Work out the number of lines containing "zimnej". Give that number alone.

[Data records]
• • • • • • •
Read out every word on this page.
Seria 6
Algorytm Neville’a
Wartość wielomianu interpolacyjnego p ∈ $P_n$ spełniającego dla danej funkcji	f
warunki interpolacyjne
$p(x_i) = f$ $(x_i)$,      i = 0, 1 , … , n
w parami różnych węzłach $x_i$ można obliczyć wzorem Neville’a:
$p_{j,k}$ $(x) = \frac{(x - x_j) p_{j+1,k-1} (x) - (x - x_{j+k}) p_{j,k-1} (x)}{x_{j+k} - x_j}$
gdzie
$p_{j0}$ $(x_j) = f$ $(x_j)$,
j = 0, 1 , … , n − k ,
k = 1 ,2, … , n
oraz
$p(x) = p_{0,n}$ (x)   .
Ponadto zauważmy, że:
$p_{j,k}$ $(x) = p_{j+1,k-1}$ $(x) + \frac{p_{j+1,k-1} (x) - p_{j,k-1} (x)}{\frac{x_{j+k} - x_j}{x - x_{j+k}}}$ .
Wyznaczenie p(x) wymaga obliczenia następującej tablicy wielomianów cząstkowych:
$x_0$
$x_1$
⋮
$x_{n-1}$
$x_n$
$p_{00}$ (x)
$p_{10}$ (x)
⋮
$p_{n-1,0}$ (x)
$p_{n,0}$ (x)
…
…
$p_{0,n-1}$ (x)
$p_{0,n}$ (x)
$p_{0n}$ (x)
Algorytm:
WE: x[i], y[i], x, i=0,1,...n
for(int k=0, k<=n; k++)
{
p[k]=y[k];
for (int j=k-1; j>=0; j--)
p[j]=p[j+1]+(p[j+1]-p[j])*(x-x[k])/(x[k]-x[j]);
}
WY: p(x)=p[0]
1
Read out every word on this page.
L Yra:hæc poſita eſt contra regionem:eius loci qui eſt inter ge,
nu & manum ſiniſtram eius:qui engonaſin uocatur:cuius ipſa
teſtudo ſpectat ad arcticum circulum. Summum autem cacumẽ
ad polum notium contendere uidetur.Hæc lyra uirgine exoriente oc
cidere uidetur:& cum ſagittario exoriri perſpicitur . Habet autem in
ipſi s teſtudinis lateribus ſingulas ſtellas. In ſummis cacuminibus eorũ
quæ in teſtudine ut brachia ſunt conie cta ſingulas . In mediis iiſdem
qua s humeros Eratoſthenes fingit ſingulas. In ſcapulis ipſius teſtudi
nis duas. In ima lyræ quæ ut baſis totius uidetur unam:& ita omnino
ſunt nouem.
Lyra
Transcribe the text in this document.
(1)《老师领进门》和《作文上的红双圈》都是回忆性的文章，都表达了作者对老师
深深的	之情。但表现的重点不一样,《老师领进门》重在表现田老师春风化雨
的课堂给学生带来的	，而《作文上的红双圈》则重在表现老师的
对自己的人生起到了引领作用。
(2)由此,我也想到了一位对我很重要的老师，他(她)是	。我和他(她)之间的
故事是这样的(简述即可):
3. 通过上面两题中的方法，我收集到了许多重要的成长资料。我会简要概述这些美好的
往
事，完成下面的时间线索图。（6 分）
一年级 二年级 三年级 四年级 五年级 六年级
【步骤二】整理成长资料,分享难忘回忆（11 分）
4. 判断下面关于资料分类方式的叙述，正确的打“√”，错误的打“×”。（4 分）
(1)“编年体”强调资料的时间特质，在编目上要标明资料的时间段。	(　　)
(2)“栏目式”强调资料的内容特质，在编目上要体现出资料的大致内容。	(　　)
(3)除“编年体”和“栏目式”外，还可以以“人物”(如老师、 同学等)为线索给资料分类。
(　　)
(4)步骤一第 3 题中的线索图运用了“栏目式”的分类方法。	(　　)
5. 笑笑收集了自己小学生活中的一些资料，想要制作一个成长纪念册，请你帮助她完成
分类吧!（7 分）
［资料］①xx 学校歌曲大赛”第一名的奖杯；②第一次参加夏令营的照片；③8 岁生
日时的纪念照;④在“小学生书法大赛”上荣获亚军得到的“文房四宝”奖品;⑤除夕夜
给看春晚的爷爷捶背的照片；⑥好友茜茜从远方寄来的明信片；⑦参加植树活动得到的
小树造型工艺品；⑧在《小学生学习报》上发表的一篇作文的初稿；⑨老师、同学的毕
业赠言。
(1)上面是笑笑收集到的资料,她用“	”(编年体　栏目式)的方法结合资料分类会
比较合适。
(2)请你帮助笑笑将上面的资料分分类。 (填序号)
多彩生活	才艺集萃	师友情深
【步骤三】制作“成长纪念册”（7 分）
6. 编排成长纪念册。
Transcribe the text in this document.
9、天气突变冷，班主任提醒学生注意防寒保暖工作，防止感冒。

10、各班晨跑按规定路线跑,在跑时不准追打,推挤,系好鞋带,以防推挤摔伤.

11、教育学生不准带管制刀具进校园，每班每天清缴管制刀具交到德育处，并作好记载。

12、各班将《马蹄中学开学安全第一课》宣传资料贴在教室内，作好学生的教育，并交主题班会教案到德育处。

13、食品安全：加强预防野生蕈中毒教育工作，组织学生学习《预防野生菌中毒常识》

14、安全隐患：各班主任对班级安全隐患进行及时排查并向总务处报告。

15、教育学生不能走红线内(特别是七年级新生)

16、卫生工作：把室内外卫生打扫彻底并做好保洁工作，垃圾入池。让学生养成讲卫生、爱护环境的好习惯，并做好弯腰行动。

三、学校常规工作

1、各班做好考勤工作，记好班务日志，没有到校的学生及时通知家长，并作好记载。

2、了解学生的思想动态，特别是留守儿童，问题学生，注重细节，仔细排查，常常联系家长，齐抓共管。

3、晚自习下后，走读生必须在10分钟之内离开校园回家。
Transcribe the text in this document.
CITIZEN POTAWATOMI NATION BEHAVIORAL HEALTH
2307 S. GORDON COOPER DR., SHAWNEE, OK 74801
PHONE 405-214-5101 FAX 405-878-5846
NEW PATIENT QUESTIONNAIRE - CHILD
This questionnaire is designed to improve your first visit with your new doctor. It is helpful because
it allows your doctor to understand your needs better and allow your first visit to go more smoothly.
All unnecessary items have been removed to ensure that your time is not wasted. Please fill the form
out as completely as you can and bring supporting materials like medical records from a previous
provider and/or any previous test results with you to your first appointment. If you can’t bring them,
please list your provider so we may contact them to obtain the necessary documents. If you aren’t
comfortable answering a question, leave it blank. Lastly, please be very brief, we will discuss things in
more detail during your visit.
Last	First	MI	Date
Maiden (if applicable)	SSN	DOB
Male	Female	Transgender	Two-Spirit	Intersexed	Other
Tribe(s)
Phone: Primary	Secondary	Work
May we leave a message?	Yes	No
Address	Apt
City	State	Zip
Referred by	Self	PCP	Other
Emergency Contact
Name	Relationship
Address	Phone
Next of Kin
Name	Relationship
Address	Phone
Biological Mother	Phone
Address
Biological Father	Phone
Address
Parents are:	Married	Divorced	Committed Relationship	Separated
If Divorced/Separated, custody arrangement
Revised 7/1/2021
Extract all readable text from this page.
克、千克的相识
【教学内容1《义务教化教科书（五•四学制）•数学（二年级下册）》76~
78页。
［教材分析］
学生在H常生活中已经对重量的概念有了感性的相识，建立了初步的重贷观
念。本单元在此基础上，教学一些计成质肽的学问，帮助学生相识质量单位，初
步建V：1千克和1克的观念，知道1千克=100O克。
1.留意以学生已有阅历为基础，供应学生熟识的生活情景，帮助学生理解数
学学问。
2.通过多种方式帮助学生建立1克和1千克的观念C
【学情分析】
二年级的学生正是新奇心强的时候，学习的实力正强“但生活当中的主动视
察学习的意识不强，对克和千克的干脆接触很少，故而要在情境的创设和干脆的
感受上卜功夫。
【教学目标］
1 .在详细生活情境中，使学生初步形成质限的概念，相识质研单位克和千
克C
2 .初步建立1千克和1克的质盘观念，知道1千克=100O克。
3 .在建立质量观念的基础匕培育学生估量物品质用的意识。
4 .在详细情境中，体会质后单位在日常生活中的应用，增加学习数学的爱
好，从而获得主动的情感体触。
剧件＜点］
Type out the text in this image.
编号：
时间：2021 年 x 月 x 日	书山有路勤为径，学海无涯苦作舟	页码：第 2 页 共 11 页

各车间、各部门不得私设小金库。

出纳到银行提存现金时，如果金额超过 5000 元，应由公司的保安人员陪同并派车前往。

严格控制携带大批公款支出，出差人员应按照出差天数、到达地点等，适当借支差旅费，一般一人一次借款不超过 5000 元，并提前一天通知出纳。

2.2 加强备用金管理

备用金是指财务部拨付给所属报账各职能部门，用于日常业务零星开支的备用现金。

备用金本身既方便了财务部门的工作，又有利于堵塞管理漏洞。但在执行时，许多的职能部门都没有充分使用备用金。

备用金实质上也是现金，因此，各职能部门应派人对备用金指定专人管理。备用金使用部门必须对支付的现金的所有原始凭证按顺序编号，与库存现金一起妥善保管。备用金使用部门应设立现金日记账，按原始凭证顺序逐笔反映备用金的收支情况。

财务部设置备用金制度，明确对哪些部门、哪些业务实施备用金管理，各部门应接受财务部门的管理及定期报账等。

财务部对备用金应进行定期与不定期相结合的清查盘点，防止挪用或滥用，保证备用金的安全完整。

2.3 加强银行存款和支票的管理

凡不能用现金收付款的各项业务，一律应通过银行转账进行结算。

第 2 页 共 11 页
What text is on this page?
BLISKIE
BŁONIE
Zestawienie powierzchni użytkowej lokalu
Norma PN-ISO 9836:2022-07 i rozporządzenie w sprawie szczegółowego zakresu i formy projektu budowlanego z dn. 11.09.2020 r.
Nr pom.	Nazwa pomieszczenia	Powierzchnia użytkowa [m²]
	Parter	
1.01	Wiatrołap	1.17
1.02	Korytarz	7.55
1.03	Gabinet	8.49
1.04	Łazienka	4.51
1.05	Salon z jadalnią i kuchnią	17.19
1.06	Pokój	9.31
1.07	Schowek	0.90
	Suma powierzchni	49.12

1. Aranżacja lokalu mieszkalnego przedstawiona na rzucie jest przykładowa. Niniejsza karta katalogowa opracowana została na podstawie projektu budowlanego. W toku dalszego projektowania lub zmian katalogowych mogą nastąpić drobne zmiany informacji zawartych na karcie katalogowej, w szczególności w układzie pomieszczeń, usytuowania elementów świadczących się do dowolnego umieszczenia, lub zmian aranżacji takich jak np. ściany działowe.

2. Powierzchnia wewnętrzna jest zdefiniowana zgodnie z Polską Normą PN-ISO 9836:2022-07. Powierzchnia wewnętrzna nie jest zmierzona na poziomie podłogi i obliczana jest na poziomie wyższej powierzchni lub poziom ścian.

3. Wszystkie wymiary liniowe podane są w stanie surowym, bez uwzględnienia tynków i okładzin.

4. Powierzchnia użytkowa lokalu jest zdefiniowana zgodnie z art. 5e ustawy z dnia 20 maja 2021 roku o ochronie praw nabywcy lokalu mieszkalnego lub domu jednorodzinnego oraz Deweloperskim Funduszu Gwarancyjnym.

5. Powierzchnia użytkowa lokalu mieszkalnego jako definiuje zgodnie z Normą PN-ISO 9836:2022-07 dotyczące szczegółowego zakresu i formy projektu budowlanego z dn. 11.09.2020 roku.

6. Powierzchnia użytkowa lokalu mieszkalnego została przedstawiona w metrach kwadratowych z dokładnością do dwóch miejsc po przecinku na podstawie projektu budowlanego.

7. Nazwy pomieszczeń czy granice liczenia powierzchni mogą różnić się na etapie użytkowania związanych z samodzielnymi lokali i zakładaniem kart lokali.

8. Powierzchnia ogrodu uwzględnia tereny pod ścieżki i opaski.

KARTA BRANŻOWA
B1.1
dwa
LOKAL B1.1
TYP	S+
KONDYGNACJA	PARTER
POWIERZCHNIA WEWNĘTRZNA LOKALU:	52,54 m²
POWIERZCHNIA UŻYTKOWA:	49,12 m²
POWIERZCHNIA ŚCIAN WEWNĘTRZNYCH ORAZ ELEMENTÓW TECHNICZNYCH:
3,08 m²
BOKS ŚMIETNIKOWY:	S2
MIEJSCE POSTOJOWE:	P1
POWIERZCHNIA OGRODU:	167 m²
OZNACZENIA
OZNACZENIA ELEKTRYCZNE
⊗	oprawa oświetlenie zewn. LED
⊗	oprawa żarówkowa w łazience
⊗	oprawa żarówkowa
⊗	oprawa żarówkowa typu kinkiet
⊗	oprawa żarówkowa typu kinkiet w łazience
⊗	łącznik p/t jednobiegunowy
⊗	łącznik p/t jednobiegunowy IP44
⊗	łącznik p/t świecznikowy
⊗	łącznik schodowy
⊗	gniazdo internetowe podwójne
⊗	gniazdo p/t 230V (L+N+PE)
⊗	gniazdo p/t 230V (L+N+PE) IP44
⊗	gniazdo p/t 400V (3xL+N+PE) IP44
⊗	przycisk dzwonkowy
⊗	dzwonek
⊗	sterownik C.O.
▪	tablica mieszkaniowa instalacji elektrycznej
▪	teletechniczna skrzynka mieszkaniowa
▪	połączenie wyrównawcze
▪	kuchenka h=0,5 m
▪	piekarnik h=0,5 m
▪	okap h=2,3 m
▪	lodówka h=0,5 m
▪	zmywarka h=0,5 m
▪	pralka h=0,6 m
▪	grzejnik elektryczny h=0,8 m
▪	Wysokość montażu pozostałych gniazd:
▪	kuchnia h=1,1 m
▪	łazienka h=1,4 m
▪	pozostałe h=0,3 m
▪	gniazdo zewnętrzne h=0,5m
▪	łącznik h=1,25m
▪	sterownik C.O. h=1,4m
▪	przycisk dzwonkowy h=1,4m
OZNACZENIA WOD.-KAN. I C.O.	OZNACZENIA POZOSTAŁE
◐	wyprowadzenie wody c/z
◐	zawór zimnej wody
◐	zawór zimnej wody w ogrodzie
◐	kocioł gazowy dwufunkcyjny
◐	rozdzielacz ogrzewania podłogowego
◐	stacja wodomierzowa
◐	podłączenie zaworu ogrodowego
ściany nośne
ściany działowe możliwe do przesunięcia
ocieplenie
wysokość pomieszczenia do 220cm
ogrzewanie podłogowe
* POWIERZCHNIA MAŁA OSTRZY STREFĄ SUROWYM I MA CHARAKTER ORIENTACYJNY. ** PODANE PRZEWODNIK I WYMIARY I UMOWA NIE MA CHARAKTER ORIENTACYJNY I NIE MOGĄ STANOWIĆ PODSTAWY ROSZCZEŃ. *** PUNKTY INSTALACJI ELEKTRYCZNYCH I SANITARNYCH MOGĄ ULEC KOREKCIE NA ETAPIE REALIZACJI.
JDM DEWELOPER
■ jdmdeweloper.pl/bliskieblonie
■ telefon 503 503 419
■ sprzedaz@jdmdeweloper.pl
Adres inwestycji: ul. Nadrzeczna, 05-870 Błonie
• • • • • • •
• The answer:
2